Give only the number of lines that contain the word "most".

>> start Dataset

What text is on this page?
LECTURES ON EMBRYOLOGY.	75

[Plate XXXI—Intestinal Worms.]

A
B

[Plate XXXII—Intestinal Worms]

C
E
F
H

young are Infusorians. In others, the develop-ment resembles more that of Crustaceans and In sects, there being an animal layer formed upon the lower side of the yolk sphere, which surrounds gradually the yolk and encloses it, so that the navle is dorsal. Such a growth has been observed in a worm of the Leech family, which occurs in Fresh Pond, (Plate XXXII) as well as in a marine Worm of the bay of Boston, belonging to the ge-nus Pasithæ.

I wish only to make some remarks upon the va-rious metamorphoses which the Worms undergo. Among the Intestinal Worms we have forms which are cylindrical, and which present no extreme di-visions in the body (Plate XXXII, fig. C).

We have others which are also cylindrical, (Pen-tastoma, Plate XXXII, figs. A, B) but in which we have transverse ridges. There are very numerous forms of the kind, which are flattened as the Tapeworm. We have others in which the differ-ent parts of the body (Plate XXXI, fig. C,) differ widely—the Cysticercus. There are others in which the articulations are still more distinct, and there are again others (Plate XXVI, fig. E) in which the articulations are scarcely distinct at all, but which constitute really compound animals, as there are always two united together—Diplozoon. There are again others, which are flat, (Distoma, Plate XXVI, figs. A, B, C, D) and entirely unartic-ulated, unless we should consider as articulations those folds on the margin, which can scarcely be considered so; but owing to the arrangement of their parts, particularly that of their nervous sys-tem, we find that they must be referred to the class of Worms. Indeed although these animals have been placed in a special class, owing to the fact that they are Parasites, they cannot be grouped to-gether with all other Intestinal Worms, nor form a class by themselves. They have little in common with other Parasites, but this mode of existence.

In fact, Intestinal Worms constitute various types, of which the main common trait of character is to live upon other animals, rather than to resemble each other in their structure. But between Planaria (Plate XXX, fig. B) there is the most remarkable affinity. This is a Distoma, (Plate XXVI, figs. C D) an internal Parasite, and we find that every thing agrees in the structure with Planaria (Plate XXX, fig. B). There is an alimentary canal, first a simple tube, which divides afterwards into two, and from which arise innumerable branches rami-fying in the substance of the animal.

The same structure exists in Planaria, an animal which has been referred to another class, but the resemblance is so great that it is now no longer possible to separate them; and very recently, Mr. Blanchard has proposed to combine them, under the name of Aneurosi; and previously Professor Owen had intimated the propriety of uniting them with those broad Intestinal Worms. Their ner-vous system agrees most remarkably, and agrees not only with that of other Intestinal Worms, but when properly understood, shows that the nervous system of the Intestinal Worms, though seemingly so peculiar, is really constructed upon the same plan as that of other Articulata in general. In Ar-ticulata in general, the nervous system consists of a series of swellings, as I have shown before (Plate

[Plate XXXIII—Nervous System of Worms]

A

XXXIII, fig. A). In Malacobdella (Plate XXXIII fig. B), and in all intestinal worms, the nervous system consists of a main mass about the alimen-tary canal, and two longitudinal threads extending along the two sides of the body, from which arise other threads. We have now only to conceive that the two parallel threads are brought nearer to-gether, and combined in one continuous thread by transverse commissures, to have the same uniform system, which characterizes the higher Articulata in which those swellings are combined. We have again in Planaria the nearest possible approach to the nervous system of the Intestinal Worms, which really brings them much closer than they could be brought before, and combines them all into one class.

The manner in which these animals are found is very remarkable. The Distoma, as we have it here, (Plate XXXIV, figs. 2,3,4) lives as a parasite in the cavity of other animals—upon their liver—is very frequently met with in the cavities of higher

>> end Dataset

Task result: 2